**EXERCISE PROMPT**
State how many lines of the data contain the word "auditor", and write nothing besides the number.
* Begin DATA SHOWN *
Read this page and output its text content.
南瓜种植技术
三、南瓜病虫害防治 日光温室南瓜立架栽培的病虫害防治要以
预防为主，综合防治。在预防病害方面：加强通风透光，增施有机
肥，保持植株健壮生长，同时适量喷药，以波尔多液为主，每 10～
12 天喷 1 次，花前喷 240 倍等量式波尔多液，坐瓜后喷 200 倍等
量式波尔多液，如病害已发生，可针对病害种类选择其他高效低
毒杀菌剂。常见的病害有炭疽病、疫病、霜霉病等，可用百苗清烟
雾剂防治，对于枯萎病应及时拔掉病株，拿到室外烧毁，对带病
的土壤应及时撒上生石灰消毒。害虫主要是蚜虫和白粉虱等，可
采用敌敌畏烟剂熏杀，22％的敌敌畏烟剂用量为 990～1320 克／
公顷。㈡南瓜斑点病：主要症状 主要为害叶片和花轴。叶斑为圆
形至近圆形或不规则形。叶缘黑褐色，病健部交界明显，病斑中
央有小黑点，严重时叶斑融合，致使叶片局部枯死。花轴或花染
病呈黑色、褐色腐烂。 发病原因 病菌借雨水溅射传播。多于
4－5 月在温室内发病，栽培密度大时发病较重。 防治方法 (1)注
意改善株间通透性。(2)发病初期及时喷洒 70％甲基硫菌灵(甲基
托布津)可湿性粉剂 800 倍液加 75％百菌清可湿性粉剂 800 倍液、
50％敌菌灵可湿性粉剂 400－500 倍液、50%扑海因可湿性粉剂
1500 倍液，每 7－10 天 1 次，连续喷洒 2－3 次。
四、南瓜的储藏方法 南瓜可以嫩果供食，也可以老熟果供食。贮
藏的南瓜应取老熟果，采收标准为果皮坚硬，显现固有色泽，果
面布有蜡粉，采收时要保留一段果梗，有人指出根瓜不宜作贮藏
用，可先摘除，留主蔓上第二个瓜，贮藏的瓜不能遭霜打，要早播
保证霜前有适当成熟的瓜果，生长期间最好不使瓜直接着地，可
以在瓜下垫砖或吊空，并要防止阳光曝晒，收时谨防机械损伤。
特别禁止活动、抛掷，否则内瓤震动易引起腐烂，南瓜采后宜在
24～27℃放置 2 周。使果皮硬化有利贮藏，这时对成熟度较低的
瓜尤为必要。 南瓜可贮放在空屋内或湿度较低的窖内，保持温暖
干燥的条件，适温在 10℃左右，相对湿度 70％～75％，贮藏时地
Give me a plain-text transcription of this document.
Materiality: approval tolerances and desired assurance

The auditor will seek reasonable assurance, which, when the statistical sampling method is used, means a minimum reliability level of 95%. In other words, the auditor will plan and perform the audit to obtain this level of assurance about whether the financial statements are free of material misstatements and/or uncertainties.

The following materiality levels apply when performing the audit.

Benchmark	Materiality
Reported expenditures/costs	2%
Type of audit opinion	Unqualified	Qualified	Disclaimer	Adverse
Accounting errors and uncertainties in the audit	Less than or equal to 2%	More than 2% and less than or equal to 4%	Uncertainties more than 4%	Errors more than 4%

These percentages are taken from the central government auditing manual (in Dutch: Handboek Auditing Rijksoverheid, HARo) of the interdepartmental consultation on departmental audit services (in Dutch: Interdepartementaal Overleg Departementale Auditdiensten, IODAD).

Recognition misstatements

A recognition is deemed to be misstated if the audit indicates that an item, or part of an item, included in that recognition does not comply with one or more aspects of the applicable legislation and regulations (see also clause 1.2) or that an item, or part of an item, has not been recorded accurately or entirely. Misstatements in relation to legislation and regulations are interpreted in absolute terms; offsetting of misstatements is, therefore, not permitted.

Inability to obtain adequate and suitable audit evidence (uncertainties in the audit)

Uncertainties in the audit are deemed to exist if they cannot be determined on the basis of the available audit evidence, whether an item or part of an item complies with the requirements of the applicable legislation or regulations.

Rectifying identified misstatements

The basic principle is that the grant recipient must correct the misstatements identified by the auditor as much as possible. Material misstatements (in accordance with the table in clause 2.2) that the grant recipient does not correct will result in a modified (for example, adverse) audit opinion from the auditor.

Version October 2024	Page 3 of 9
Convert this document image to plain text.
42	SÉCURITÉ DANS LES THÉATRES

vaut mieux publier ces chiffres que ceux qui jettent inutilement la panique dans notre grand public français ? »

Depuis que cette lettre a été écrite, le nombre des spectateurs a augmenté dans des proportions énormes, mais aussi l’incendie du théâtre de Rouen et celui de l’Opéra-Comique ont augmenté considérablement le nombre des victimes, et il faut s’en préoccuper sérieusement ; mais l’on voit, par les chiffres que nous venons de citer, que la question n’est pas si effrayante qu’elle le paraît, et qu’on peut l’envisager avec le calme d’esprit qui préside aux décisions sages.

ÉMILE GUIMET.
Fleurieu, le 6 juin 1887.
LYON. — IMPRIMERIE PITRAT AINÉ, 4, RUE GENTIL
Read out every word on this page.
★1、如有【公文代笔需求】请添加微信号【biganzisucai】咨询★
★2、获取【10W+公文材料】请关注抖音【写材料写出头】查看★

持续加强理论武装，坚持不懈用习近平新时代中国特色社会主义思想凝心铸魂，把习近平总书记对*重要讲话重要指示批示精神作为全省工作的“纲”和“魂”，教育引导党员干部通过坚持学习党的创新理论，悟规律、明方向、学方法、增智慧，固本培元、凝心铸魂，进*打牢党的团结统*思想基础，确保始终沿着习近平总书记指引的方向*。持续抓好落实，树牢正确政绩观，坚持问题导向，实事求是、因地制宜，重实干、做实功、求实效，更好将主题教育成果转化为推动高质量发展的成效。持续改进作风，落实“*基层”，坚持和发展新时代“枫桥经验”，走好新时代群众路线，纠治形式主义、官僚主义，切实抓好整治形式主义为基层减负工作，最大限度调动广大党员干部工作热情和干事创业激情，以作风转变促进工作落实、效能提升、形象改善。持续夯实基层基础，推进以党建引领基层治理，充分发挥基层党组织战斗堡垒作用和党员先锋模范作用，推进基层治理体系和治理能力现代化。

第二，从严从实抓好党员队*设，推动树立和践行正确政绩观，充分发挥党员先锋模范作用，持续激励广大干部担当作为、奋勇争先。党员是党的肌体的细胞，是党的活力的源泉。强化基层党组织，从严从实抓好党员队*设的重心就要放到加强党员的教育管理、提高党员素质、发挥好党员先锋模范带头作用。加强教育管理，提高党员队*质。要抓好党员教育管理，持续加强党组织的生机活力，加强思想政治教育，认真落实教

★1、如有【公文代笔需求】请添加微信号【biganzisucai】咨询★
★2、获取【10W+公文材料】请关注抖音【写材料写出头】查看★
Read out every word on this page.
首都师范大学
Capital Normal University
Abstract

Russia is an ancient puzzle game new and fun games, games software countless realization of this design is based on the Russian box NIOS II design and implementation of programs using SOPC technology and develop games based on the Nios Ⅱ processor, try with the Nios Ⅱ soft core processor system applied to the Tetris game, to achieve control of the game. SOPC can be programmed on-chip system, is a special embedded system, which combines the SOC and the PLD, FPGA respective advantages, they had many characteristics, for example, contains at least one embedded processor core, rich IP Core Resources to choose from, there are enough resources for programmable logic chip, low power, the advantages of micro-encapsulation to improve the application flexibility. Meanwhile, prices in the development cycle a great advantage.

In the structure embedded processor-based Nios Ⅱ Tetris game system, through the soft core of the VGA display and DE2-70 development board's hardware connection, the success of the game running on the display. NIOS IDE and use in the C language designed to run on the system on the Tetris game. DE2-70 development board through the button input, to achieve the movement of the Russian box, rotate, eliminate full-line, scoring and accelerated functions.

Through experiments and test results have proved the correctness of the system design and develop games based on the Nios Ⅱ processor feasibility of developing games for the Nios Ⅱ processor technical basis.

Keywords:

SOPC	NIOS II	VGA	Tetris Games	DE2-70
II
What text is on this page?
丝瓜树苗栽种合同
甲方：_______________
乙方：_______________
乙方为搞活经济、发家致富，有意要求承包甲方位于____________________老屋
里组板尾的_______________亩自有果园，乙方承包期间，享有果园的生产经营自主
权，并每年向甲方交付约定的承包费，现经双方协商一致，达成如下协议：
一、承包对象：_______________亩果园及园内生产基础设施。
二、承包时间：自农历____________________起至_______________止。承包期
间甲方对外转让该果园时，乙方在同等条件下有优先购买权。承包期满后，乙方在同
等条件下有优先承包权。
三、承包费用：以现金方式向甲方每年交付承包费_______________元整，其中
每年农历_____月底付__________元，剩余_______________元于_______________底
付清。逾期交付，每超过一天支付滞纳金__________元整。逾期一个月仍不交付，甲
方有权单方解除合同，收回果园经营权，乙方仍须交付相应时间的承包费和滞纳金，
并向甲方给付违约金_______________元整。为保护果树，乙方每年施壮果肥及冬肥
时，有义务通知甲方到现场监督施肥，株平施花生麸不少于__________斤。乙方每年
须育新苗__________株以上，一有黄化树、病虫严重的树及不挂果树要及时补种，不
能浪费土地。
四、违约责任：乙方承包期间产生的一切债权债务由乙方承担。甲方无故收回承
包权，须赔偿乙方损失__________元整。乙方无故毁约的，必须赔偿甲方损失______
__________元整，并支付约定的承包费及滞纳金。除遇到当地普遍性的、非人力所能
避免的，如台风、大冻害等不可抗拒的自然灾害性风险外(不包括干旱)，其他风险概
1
* End DATA SHOWN *
**WRITTEN RESPONSE**
2